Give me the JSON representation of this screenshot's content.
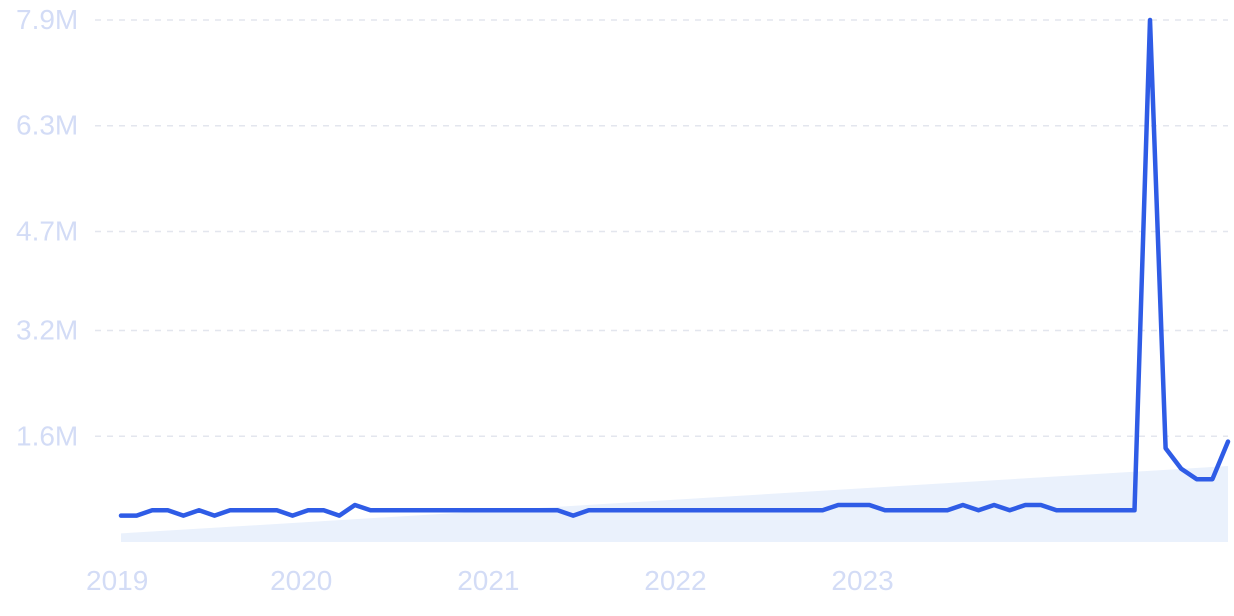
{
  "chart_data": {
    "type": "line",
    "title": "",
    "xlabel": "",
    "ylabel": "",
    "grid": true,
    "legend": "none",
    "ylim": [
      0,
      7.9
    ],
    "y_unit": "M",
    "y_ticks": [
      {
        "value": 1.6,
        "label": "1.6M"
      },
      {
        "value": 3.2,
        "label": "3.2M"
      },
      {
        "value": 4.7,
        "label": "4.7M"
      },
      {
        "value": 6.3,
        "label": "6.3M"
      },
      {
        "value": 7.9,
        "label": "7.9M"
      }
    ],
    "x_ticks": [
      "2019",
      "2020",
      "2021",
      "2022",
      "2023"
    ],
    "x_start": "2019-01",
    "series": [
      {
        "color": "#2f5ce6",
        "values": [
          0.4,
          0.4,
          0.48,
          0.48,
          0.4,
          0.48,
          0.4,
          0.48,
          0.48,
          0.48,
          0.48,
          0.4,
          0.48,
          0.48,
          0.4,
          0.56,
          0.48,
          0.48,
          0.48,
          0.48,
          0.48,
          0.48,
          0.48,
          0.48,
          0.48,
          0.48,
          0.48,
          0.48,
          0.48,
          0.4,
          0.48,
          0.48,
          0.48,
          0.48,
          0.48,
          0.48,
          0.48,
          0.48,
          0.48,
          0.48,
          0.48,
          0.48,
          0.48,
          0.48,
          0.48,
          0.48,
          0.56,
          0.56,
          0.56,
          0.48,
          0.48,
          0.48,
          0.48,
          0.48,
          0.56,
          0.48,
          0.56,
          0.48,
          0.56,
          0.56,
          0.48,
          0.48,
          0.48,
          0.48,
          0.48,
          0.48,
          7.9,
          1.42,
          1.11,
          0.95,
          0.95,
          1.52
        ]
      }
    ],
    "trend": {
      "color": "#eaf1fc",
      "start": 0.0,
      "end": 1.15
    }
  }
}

################

Problem = Without including any picture, retype the entries exactly.

Exercise result =
Give me the JSON representation of this screenshot's content.
{
  "chart_data": {
    "type": "line",
    "title": "",
    "xlabel": "",
    "ylabel": "",
    "grid": true,
    "legend": "none",
    "ylim": [
      0,
      7.9
    ],
    "y_unit": "M",
    "y_ticks": [
      {
        "value": 1.6,
        "label": "1.6M"
      },
      {
        "value": 3.2,
        "label": "3.2M"
      },
      {
        "value": 4.7,
        "label": "4.7M"
      },
      {
        "value": 6.3,
        "label": "6.3M"
      },
      {
        "value": 7.9,
        "label": "7.9M"
      }
    ],
    "x_ticks": [
      "2019",
      "2020",
      "2021",
      "2022",
      "2023"
    ],
    "x_start": "2019-01",
    "series": [
      {
        "color": "#2f5ce6",
        "values": [
          0.4,
          0.4,
          0.48,
          0.48,
          0.4,
          0.48,
          0.4,
          0.48,
          0.48,
          0.48,
          0.48,
          0.4,
          0.48,
          0.48,
          0.4,
          0.56,
          0.48,
          0.48,
          0.48,
          0.48,
          0.48,
          0.48,
          0.48,
          0.48,
          0.48,
          0.48,
          0.48,
          0.48,
          0.48,
          0.4,
          0.48,
          0.48,
          0.48,
          0.48,
          0.48,
          0.48,
          0.48,
          0.48,
          0.48,
          0.48,
          0.48,
          0.48,
          0.48,
          0.48,
          0.48,
          0.48,
          0.56,
          0.56,
          0.56,
          0.48,
          0.48,
          0.48,
          0.48,
          0.48,
          0.56,
          0.48,
          0.56,
          0.48,
          0.56,
          0.56,
          0.48,
          0.48,
          0.48,
          0.48,
          0.48,
          0.48,
          7.9,
          1.42,
          1.11,
          0.95,
          0.95,
          1.52
        ]
      }
    ],
    "trend": {
      "color": "#eaf1fc",
      "start": 0.0,
      "end": 1.15
    }
  }
}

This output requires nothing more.